● **Your instructions**
The entries below are to be repeated exactly as they stand.

● **Data shown**
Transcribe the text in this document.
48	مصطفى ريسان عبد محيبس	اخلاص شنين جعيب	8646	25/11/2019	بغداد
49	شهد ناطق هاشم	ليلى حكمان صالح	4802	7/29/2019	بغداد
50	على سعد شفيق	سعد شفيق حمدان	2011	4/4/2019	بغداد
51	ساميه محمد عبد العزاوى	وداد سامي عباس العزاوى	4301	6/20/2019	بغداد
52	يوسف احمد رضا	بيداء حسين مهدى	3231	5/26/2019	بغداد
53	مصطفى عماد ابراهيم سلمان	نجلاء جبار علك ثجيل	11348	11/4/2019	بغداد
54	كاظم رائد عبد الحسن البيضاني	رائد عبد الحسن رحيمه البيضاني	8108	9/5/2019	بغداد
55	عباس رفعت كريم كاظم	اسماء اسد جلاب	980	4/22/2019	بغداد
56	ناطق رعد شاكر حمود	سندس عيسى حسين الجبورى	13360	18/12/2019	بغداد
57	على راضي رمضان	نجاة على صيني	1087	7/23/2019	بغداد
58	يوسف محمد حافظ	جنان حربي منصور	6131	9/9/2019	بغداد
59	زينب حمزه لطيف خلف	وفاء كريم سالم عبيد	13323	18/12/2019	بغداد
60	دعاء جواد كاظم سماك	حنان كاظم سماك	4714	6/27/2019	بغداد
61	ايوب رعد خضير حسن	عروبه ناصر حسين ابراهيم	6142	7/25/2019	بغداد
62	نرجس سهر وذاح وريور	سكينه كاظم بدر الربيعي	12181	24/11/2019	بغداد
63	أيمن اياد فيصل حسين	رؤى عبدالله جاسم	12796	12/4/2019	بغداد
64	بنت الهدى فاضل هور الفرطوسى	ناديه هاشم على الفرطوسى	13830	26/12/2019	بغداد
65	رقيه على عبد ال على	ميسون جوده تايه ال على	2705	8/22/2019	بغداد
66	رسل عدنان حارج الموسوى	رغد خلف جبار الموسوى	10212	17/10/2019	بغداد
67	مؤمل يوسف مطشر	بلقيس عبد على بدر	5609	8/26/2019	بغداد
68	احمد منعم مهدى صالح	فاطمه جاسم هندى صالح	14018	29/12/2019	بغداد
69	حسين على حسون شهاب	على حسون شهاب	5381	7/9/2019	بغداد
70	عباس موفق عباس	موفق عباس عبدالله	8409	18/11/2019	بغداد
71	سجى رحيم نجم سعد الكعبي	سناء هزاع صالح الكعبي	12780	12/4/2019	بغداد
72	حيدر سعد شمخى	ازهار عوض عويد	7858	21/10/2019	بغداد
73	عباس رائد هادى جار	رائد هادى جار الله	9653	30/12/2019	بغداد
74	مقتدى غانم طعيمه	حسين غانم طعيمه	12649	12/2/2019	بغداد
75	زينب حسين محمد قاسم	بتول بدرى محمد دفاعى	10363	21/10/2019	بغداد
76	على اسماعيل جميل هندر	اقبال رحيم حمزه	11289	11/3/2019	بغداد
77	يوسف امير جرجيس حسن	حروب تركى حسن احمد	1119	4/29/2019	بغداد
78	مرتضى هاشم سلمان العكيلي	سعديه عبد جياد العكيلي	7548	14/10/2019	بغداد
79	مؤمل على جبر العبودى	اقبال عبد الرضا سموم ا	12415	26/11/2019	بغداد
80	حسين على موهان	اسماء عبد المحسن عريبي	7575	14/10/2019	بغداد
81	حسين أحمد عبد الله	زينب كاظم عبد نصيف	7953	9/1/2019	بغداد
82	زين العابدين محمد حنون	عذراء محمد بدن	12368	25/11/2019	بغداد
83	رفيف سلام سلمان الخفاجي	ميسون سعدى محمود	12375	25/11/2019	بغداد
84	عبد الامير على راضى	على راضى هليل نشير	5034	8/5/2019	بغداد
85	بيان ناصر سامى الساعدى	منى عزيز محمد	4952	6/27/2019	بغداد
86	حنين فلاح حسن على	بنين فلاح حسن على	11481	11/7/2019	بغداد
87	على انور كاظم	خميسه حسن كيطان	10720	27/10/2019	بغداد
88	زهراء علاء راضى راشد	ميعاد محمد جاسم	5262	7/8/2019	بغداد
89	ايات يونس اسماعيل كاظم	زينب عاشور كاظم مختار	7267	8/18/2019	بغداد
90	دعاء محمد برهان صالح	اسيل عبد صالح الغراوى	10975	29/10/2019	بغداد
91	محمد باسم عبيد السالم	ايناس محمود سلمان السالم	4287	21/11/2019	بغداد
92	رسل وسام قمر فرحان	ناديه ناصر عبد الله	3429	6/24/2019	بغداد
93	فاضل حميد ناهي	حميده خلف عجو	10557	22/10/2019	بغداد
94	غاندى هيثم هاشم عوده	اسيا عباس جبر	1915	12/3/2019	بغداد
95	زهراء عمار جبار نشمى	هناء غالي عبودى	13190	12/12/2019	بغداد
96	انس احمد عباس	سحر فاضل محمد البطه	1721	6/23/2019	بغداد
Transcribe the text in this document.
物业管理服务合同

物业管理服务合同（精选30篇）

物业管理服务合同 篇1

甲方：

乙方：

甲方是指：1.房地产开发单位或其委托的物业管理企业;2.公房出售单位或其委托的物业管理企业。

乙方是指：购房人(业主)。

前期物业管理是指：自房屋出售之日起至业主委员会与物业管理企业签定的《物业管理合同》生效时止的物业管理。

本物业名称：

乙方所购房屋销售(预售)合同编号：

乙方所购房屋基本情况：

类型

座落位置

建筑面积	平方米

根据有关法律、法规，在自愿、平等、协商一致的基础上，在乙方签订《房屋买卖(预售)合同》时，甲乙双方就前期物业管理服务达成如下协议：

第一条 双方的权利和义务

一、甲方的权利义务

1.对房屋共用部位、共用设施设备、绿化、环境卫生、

● **Result of the exercise**
Transcribe the text in this document.
48	مصطفى ريسان عبد محيبس	اخلاص شنين جعيب	8646	25/11/2019	بغداد
49	شهد ناطق هاشم	ليلى حكمان صالح	4802	7/29/2019	بغداد
50	على سعد شفيق	سعد شفيق حمدان	2011	4/4/2019	بغداد
51	ساميه محمد عبد العزاوى	وداد سامي عباس العزاوى	4301	6/20/2019	بغداد
52	يوسف احمد رضا	بيداء حسين مهدى	3231	5/26/2019	بغداد
53	مصطفى عماد ابراهيم سلمان	نجلاء جبار علك ثجيل	11348	11/4/2019	بغداد
54	كاظم رائد عبد الحسن البيضاني	رائد عبد الحسن رحيمه البيضاني	8108	9/5/2019	بغداد
55	عباس رفعت كريم كاظم	اسماء اسد جلاب	980	4/22/2019	بغداد
56	ناطق رعد شاكر حمود	سندس عيسى حسين الجبورى	13360	18/12/2019	بغداد
57	على راضي رمضان	نجاة على صيني	1087	7/23/2019	بغداد
58	يوسف محمد حافظ	جنان حربي منصور	6131	9/9/2019	بغداد
59	زينب حمزه لطيف خلف	وفاء كريم سالم عبيد	13323	18/12/2019	بغداد
60	دعاء جواد كاظم سماك	حنان كاظم سماك	4714	6/27/2019	بغداد
61	ايوب رعد خضير حسن	عروبه ناصر حسين ابراهيم	6142	7/25/2019	بغداد
62	نرجس سهر وذاح وريور	سكينه كاظم بدر الربيعي	12181	24/11/2019	بغداد
63	أيمن اياد فيصل حسين	رؤى عبدالله جاسم	12796	12/4/2019	بغداد
64	بنت الهدى فاضل هور الفرطوسى	ناديه هاشم على الفرطوسى	13830	26/12/2019	بغداد
65	رقيه على عبد ال على	ميسون جوده تايه ال على	2705	8/22/2019	بغداد
66	رسل عدنان حارج الموسوى	رغد خلف جبار الموسوى	10212	17/10/2019	بغداد
67	مؤمل يوسف مطشر	بلقيس عبد على بدر	5609	8/26/2019	بغداد
68	احمد منعم مهدى صالح	فاطمه جاسم هندى صالح	14018	29/12/2019	بغداد
69	حسين على حسون شهاب	على حسون شهاب	5381	7/9/2019	بغداد
70	عباس موفق عباس	موفق عباس عبدالله	8409	18/11/2019	بغداد
71	سجى رحيم نجم سعد الكعبي	سناء هزاع صالح الكعبي	12780	12/4/2019	بغداد
72	حيدر سعد شمخى	ازهار عوض عويد	7858	21/10/2019	بغداد
73	عباس رائد هادى جار	رائد هادى جار الله	9653	30/12/2019	بغداد
74	مقتدى غانم طعيمه	حسين غانم طعيمه	12649	12/2/2019	بغداد
75	زينب حسين محمد قاسم	بتول بدرى محمد دفاعى	10363	21/10/2019	بغداد
76	على اسماعيل جميل هندر	اقبال رحيم حمزه	11289	11/3/2019	بغداد
77	يوسف امير جرجيس حسن	حروب تركى حسن احمد	1119	4/29/2019	بغداد
78	مرتضى هاشم سلمان العكيلي	سعديه عبد جياد العكيلي	7548	14/10/2019	بغداد
79	مؤمل على جبر العبودى	اقبال عبد الرضا سموم ا	12415	26/11/2019	بغداد
80	حسين على موهان	اسماء عبد المحسن عريبي	7575	14/10/2019	بغداد
81	حسين أحمد عبد الله	زينب كاظم عبد نصيف	7953	9/1/2019	بغداد
82	زين العابدين محمد حنون	عذراء محمد بدن	12368	25/11/2019	بغداد
83	رفيف سلام سلمان الخفاجي	ميسون سعدى محمود	12375	25/11/2019	بغداد
84	عبد الامير على راضى	على راضى هليل نشير	5034	8/5/2019	بغداد
85	بيان ناصر سامى الساعدى	منى عزيز محمد	4952	6/27/2019	بغداد
86	حنين فلاح حسن على	بنين فلاح حسن على	11481	11/7/2019	بغداد
87	على انور كاظم	خميسه حسن كيطان	10720	27/10/2019	بغداد
88	زهراء علاء راضى راشد	ميعاد محمد جاسم	5262	7/8/2019	بغداد
89	ايات يونس اسماعيل كاظم	زينب عاشور كاظم مختار	7267	8/18/2019	بغداد
90	دعاء محمد برهان صالح	اسيل عبد صالح الغراوى	10975	29/10/2019	بغداد
91	محمد باسم عبيد السالم	ايناس محمود سلمان السالم	4287	21/11/2019	بغداد
92	رسل وسام قمر فرحان	ناديه ناصر عبد الله	3429	6/24/2019	بغداد
93	فاضل حميد ناهي	حميده خلف عجو	10557	22/10/2019	بغداد
94	غاندى هيثم هاشم عوده	اسيا عباس جبر	1915	12/3/2019	بغداد
95	زهراء عمار جبار نشمى	هناء غالي عبودى	13190	12/12/2019	بغداد
96	انس احمد عباس	سحر فاضل محمد البطه	1721	6/23/2019	بغداد
Transcribe the text in this document.
物业管理服务合同

物业管理服务合同（精选30篇）

物业管理服务合同 篇1

甲方：

乙方：

甲方是指：1.房地产开发单位或其委托的物业管理企业;2.公房出售单位或其委托的物业管理企业。

乙方是指：购房人(业主)。

前期物业管理是指：自房屋出售之日起至业主委员会与物业管理企业签定的《物业管理合同》生效时止的物业管理。

本物业名称：

乙方所购房屋销售(预售)合同编号：

乙方所购房屋基本情况：

类型

座落位置

建筑面积	平方米

根据有关法律、法规，在自愿、平等、协商一致的基础上，在乙方签订《房屋买卖(预售)合同》时，甲乙双方就前期物业管理服务达成如下协议：

第一条 双方的权利和义务

一、甲方的权利义务

1.对房屋共用部位、共用设施设备、绿化、环境卫生、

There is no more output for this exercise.